╭──

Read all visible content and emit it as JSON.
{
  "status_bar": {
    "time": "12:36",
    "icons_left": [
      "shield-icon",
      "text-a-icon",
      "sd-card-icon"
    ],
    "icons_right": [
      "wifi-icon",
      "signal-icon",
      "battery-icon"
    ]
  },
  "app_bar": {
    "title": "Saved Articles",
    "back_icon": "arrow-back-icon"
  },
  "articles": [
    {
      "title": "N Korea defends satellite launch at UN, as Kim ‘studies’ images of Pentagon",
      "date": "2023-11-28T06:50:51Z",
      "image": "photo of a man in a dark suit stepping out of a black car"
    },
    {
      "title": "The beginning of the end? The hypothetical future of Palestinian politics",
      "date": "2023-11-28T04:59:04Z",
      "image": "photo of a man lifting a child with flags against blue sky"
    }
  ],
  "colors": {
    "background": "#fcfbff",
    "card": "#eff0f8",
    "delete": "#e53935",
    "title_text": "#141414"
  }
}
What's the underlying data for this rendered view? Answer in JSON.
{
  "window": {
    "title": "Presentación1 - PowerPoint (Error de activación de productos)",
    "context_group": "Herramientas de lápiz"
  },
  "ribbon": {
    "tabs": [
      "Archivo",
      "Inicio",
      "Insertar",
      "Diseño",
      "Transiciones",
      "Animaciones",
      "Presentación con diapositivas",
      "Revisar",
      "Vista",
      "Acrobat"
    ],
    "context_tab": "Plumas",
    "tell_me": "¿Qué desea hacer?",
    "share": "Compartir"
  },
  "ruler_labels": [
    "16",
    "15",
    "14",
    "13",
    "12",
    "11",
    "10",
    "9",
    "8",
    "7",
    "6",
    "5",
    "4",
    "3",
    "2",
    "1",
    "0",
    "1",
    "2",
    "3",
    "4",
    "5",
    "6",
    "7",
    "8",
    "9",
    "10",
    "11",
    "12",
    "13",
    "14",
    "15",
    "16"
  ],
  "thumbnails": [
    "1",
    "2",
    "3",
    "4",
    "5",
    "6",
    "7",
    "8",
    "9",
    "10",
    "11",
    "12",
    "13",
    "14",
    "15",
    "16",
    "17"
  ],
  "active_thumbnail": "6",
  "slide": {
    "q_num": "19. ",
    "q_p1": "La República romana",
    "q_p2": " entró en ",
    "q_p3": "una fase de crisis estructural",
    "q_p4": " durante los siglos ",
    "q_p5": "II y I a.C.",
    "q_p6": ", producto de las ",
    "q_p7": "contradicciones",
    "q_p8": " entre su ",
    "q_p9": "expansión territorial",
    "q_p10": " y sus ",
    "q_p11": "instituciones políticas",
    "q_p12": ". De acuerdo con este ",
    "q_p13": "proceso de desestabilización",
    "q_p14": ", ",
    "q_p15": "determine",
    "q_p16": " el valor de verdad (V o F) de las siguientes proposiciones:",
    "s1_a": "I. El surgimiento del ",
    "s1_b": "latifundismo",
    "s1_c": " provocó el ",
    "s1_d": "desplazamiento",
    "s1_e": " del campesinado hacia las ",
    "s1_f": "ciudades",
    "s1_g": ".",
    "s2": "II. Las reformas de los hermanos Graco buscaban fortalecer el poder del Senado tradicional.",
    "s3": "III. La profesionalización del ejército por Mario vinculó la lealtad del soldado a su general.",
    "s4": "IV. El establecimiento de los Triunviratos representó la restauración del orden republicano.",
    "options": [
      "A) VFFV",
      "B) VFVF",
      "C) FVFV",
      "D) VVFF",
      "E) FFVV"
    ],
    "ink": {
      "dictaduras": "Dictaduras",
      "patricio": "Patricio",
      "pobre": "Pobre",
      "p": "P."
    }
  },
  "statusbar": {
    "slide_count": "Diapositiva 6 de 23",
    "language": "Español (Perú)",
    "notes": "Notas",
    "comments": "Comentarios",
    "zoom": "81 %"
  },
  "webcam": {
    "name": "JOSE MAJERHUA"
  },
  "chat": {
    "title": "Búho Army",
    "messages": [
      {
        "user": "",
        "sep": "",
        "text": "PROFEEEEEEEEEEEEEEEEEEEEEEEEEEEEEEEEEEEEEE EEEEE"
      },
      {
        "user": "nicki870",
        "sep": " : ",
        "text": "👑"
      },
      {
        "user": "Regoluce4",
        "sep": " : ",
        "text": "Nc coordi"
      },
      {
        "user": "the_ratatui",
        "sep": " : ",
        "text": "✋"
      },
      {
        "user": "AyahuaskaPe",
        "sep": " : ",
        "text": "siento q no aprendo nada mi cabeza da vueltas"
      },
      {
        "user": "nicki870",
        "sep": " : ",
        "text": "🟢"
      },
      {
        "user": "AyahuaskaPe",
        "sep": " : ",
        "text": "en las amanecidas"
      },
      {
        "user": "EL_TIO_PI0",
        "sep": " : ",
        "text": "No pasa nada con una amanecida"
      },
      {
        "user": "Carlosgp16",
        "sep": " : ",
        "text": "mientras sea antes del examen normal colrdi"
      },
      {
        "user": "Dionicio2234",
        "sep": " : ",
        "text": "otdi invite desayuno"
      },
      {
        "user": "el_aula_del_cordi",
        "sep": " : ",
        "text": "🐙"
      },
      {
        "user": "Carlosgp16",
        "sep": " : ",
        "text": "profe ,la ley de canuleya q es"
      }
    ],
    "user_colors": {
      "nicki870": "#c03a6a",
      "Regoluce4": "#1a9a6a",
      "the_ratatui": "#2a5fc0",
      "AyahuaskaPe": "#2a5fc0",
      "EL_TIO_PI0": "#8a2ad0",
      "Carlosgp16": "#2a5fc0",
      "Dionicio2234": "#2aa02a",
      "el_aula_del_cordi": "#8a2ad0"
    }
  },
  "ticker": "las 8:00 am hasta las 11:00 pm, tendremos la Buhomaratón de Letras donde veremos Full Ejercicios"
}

╰──

● **Requirement**:
Isolate the lines above that contain the word "photo" and copy them.

● **Final result**:
      "image": "photo of a man in a dark suit stepping out of a black car"
      "image": "photo of a man lifting a child with flags against blue sky"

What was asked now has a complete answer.